All of the data should be repeated exactly; pictures are not part of the copy.

* Start Information shown *

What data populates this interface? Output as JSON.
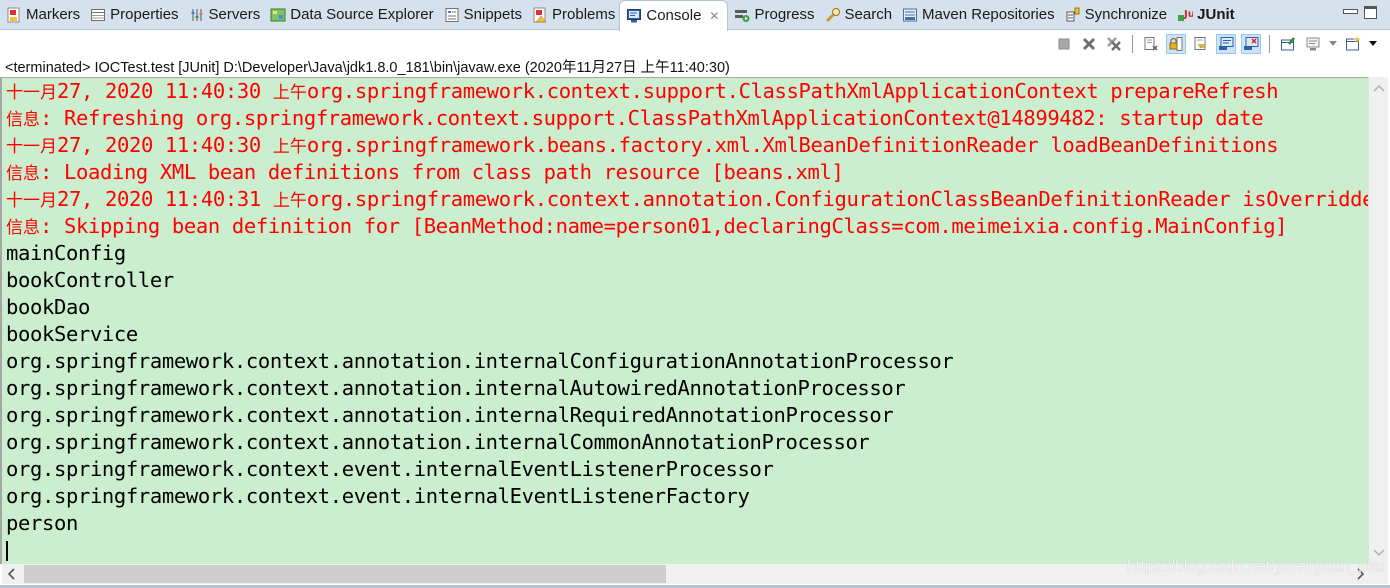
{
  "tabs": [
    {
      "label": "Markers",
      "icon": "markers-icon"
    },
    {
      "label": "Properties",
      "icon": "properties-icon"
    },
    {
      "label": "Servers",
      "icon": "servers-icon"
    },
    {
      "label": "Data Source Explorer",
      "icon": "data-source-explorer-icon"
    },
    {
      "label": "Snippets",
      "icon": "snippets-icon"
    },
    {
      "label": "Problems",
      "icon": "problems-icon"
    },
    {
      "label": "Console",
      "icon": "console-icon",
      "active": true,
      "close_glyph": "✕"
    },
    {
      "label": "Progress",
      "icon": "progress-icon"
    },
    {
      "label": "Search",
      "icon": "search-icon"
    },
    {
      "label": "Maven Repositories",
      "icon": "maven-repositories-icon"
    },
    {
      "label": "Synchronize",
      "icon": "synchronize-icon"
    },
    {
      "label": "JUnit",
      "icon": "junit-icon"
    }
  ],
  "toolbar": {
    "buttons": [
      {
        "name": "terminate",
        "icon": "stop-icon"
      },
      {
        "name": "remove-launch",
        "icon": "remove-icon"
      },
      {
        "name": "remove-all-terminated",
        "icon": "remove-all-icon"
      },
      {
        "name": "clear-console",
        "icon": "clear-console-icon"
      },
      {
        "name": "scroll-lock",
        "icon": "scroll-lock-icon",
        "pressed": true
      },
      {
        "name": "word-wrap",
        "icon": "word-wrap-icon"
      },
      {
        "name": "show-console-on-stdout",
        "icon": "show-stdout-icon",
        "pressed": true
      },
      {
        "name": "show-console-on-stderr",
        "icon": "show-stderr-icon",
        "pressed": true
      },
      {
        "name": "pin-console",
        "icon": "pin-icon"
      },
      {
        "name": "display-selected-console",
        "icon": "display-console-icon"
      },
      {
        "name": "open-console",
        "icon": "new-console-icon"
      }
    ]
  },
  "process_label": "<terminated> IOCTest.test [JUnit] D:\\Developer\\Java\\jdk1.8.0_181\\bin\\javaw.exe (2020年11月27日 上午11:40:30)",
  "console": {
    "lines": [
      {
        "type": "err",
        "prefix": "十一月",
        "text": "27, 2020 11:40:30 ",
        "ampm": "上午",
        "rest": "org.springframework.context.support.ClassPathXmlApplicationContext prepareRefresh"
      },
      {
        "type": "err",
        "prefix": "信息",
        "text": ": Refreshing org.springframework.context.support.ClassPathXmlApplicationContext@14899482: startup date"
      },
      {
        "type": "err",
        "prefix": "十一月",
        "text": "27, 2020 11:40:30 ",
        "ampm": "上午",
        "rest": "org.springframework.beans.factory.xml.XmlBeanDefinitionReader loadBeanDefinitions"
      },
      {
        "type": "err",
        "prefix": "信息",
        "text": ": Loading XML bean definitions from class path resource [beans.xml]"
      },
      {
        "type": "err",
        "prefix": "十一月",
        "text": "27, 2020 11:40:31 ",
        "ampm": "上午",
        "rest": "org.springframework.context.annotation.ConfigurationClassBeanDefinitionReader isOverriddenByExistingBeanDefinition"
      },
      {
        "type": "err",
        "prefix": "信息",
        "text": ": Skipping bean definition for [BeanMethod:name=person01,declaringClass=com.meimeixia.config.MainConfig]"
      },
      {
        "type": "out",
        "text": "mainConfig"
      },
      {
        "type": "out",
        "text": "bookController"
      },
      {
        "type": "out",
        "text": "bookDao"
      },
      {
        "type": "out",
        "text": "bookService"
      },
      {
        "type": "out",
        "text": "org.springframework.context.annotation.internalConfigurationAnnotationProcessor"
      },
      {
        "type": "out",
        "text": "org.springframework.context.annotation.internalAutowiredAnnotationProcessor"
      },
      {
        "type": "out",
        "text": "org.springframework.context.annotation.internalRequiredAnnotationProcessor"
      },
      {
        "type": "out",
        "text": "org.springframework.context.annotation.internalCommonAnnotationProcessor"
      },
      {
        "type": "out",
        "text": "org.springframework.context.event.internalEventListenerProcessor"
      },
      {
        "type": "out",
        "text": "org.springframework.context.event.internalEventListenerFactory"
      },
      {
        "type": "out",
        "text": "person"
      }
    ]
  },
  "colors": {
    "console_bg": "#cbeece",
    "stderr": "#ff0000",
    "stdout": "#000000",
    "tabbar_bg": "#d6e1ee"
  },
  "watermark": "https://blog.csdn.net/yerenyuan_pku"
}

* End Information shown *

**Full response**
What data populates this interface? Output as JSON.
{
  "tabs": [
    {
      "label": "Markers",
      "icon": "markers-icon"
    },
    {
      "label": "Properties",
      "icon": "properties-icon"
    },
    {
      "label": "Servers",
      "icon": "servers-icon"
    },
    {
      "label": "Data Source Explorer",
      "icon": "data-source-explorer-icon"
    },
    {
      "label": "Snippets",
      "icon": "snippets-icon"
    },
    {
      "label": "Problems",
      "icon": "problems-icon"
    },
    {
      "label": "Console",
      "icon": "console-icon",
      "active": true,
      "close_glyph": "✕"
    },
    {
      "label": "Progress",
      "icon": "progress-icon"
    },
    {
      "label": "Search",
      "icon": "search-icon"
    },
    {
      "label": "Maven Repositories",
      "icon": "maven-repositories-icon"
    },
    {
      "label": "Synchronize",
      "icon": "synchronize-icon"
    },
    {
      "label": "JUnit",
      "icon": "junit-icon"
    }
  ],
  "toolbar": {
    "buttons": [
      {
        "name": "terminate",
        "icon": "stop-icon"
      },
      {
        "name": "remove-launch",
        "icon": "remove-icon"
      },
      {
        "name": "remove-all-terminated",
        "icon": "remove-all-icon"
      },
      {
        "name": "clear-console",
        "icon": "clear-console-icon"
      },
      {
        "name": "scroll-lock",
        "icon": "scroll-lock-icon",
        "pressed": true
      },
      {
        "name": "word-wrap",
        "icon": "word-wrap-icon"
      },
      {
        "name": "show-console-on-stdout",
        "icon": "show-stdout-icon",
        "pressed": true
      },
      {
        "name": "show-console-on-stderr",
        "icon": "show-stderr-icon",
        "pressed": true
      },
      {
        "name": "pin-console",
        "icon": "pin-icon"
      },
      {
        "name": "display-selected-console",
        "icon": "display-console-icon"
      },
      {
        "name": "open-console",
        "icon": "new-console-icon"
      }
    ]
  },
  "process_label": "<terminated> IOCTest.test [JUnit] D:\\Developer\\Java\\jdk1.8.0_181\\bin\\javaw.exe (2020年11月27日 上午11:40:30)",
  "console": {
    "lines": [
      {
        "type": "err",
        "prefix": "十一月",
        "text": "27, 2020 11:40:30 ",
        "ampm": "上午",
        "rest": "org.springframework.context.support.ClassPathXmlApplicationContext prepareRefresh"
      },
      {
        "type": "err",
        "prefix": "信息",
        "text": ": Refreshing org.springframework.context.support.ClassPathXmlApplicationContext@14899482: startup date"
      },
      {
        "type": "err",
        "prefix": "十一月",
        "text": "27, 2020 11:40:30 ",
        "ampm": "上午",
        "rest": "org.springframework.beans.factory.xml.XmlBeanDefinitionReader loadBeanDefinitions"
      },
      {
        "type": "err",
        "prefix": "信息",
        "text": ": Loading XML bean definitions from class path resource [beans.xml]"
      },
      {
        "type": "err",
        "prefix": "十一月",
        "text": "27, 2020 11:40:31 ",
        "ampm": "上午",
        "rest": "org.springframework.context.annotation.ConfigurationClassBeanDefinitionReader isOverriddenByExistingBeanDefinition"
      },
      {
        "type": "err",
        "prefix": "信息",
        "text": ": Skipping bean definition for [BeanMethod:name=person01,declaringClass=com.meimeixia.config.MainConfig]"
      },
      {
        "type": "out",
        "text": "mainConfig"
      },
      {
        "type": "out",
        "text": "bookController"
      },
      {
        "type": "out",
        "text": "bookDao"
      },
      {
        "type": "out",
        "text": "bookService"
      },
      {
        "type": "out",
        "text": "org.springframework.context.annotation.internalConfigurationAnnotationProcessor"
      },
      {
        "type": "out",
        "text": "org.springframework.context.annotation.internalAutowiredAnnotationProcessor"
      },
      {
        "type": "out",
        "text": "org.springframework.context.annotation.internalRequiredAnnotationProcessor"
      },
      {
        "type": "out",
        "text": "org.springframework.context.annotation.internalCommonAnnotationProcessor"
      },
      {
        "type": "out",
        "text": "org.springframework.context.event.internalEventListenerProcessor"
      },
      {
        "type": "out",
        "text": "org.springframework.context.event.internalEventListenerFactory"
      },
      {
        "type": "out",
        "text": "person"
      }
    ]
  },
  "colors": {
    "console_bg": "#cbeece",
    "stderr": "#ff0000",
    "stdout": "#000000",
    "tabbar_bg": "#d6e1ee"
  },
  "watermark": "https://blog.csdn.net/yerenyuan_pku"
}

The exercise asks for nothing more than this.